_Work instructions_. Set down the whole listing verbatim.
— START Data records —
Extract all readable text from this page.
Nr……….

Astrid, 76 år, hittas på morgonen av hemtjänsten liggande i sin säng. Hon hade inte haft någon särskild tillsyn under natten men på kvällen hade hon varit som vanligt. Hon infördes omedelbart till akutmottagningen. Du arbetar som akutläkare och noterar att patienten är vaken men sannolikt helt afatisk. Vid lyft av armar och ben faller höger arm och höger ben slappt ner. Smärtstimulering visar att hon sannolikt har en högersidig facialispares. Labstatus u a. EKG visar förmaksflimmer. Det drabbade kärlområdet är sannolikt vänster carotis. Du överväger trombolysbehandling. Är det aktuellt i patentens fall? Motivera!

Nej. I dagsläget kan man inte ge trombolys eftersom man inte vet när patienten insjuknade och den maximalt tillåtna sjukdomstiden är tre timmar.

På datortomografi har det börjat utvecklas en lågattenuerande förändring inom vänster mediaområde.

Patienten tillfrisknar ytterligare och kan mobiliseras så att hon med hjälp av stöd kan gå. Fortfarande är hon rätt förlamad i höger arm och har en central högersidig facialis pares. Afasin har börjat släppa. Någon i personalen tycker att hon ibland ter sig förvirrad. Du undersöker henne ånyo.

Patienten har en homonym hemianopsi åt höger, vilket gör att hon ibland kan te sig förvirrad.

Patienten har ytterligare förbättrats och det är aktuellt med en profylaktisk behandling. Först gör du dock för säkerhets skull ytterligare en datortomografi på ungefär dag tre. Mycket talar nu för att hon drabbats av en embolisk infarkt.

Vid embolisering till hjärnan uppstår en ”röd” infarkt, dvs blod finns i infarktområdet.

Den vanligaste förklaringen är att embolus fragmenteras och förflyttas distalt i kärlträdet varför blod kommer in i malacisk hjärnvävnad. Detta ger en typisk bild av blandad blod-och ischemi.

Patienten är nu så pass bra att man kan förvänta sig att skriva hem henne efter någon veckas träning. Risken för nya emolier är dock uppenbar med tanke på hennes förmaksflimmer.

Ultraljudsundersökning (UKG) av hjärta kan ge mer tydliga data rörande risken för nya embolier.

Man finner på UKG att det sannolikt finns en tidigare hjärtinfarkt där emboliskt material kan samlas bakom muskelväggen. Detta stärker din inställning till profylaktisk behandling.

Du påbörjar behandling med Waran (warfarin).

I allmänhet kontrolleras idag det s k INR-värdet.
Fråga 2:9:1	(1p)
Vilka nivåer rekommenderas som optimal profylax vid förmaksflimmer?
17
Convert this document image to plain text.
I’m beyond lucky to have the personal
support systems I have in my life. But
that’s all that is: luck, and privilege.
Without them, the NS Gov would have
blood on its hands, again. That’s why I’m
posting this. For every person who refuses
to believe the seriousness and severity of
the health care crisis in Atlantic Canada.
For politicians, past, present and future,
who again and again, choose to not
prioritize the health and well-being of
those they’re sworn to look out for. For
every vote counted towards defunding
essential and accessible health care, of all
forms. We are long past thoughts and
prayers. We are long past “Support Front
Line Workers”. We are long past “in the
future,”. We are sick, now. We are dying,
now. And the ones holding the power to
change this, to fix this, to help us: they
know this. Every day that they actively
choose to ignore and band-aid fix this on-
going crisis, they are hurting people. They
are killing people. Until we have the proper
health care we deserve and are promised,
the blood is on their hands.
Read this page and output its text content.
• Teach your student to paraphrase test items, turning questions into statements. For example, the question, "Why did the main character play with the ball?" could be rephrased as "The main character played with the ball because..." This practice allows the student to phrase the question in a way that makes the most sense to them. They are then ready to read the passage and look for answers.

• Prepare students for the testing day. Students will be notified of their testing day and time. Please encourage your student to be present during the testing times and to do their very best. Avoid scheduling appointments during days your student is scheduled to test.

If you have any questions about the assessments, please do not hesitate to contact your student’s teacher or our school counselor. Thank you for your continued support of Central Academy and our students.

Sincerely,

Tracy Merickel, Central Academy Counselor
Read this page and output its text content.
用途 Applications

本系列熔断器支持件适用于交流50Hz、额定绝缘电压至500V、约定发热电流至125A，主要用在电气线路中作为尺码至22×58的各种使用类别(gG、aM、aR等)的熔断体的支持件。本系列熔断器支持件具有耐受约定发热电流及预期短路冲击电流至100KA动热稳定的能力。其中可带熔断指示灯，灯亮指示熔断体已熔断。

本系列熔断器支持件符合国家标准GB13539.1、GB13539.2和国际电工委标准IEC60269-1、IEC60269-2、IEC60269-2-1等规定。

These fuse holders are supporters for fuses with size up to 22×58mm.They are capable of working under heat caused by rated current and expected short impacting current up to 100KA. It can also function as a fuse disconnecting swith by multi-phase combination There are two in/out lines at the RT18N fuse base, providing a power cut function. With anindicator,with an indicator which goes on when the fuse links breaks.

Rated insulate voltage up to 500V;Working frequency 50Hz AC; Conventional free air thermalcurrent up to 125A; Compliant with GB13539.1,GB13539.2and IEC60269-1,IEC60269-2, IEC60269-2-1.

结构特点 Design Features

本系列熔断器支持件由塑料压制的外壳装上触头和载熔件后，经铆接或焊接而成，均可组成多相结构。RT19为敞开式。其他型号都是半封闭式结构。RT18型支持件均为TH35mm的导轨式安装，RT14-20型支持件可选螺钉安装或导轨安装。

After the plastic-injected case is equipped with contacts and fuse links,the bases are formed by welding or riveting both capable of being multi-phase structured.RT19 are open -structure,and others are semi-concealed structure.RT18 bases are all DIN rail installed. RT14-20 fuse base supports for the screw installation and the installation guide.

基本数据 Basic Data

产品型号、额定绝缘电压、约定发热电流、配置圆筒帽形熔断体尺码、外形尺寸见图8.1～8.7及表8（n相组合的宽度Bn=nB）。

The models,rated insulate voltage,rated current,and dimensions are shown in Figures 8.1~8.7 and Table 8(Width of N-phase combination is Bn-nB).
— END Data records —
_The output_.
Extract all readable text from this page.
Nr……….

Astrid, 76 år, hittas på morgonen av hemtjänsten liggande i sin säng. Hon hade inte haft någon särskild tillsyn under natten men på kvällen hade hon varit som vanligt. Hon infördes omedelbart till akutmottagningen. Du arbetar som akutläkare och noterar att patienten är vaken men sannolikt helt afatisk. Vid lyft av armar och ben faller höger arm och höger ben slappt ner. Smärtstimulering visar att hon sannolikt har en högersidig facialispares. Labstatus u a. EKG visar förmaksflimmer. Det drabbade kärlområdet är sannolikt vänster carotis. Du överväger trombolysbehandling. Är det aktuellt i patentens fall? Motivera!

Nej. I dagsläget kan man inte ge trombolys eftersom man inte vet när patienten insjuknade och den maximalt tillåtna sjukdomstiden är tre timmar.

På datortomografi har det börjat utvecklas en lågattenuerande förändring inom vänster mediaområde.

Patienten tillfrisknar ytterligare och kan mobiliseras så att hon med hjälp av stöd kan gå. Fortfarande är hon rätt förlamad i höger arm och har en central högersidig facialis pares. Afasin har börjat släppa. Någon i personalen tycker att hon ibland ter sig förvirrad. Du undersöker henne ånyo.

Patienten har en homonym hemianopsi åt höger, vilket gör att hon ibland kan te sig förvirrad.

Patienten har ytterligare förbättrats och det är aktuellt med en profylaktisk behandling. Först gör du dock för säkerhets skull ytterligare en datortomografi på ungefär dag tre. Mycket talar nu för att hon drabbats av en embolisk infarkt.

Vid embolisering till hjärnan uppstår en ”röd” infarkt, dvs blod finns i infarktområdet.

Den vanligaste förklaringen är att embolus fragmenteras och förflyttas distalt i kärlträdet varför blod kommer in i malacisk hjärnvävnad. Detta ger en typisk bild av blandad blod-och ischemi.

Patienten är nu så pass bra att man kan förvänta sig att skriva hem henne efter någon veckas träning. Risken för nya emolier är dock uppenbar med tanke på hennes förmaksflimmer.

Ultraljudsundersökning (UKG) av hjärta kan ge mer tydliga data rörande risken för nya embolier.

Man finner på UKG att det sannolikt finns en tidigare hjärtinfarkt där emboliskt material kan samlas bakom muskelväggen. Detta stärker din inställning till profylaktisk behandling.

Du påbörjar behandling med Waran (warfarin).

I allmänhet kontrolleras idag det s k INR-värdet.
Fråga 2:9:1	(1p)
Vilka nivåer rekommenderas som optimal profylax vid förmaksflimmer?
17
Convert this document image to plain text.
I’m beyond lucky to have the personal
support systems I have in my life. But
that’s all that is: luck, and privilege.
Without them, the NS Gov would have
blood on its hands, again. That’s why I’m
posting this. For every person who refuses
to believe the seriousness and severity of
the health care crisis in Atlantic Canada.
For politicians, past, present and future,
who again and again, choose to not
prioritize the health and well-being of
those they’re sworn to look out for. For
every vote counted towards defunding
essential and accessible health care, of all
forms. We are long past thoughts and
prayers. We are long past “Support Front
Line Workers”. We are long past “in the
future,”. We are sick, now. We are dying,
now. And the ones holding the power to
change this, to fix this, to help us: they
know this. Every day that they actively
choose to ignore and band-aid fix this on-
going crisis, they are hurting people. They
are killing people. Until we have the proper
health care we deserve and are promised,
the blood is on their hands.
Read this page and output its text content.
• Teach your student to paraphrase test items, turning questions into statements. For example, the question, "Why did the main character play with the ball?" could be rephrased as "The main character played with the ball because..." This practice allows the student to phrase the question in a way that makes the most sense to them. They are then ready to read the passage and look for answers.

• Prepare students for the testing day. Students will be notified of their testing day and time. Please encourage your student to be present during the testing times and to do their very best. Avoid scheduling appointments during days your student is scheduled to test.

If you have any questions about the assessments, please do not hesitate to contact your student’s teacher or our school counselor. Thank you for your continued support of Central Academy and our students.

Sincerely,

Tracy Merickel, Central Academy Counselor
Read this page and output its text content.
用途 Applications

本系列熔断器支持件适用于交流50Hz、额定绝缘电压至500V、约定发热电流至125A，主要用在电气线路中作为尺码至22×58的各种使用类别(gG、aM、aR等)的熔断体的支持件。本系列熔断器支持件具有耐受约定发热电流及预期短路冲击电流至100KA动热稳定的能力。其中可带熔断指示灯，灯亮指示熔断体已熔断。

本系列熔断器支持件符合国家标准GB13539.1、GB13539.2和国际电工委标准IEC60269-1、IEC60269-2、IEC60269-2-1等规定。

These fuse holders are supporters for fuses with size up to 22×58mm.They are capable of working under heat caused by rated current and expected short impacting current up to 100KA. It can also function as a fuse disconnecting swith by multi-phase combination There are two in/out lines at the RT18N fuse base, providing a power cut function. With anindicator,with an indicator which goes on when the fuse links breaks.

Rated insulate voltage up to 500V;Working frequency 50Hz AC; Conventional free air thermalcurrent up to 125A; Compliant with GB13539.1,GB13539.2and IEC60269-1,IEC60269-2, IEC60269-2-1.

结构特点 Design Features

本系列熔断器支持件由塑料压制的外壳装上触头和载熔件后，经铆接或焊接而成，均可组成多相结构。RT19为敞开式。其他型号都是半封闭式结构。RT18型支持件均为TH35mm的导轨式安装，RT14-20型支持件可选螺钉安装或导轨安装。

After the plastic-injected case is equipped with contacts and fuse links,the bases are formed by welding or riveting both capable of being multi-phase structured.RT19 are open -structure,and others are semi-concealed structure.RT18 bases are all DIN rail installed. RT14-20 fuse base supports for the screw installation and the installation guide.

基本数据 Basic Data

产品型号、额定绝缘电压、约定发热电流、配置圆筒帽形熔断体尺码、外形尺寸见图8.1～8.7及表8（n相组合的宽度Bn=nB）。

The models,rated insulate voltage,rated current,and dimensions are shown in Figures 8.1~8.7 and Table 8(Width of N-phase combination is Bn-nB).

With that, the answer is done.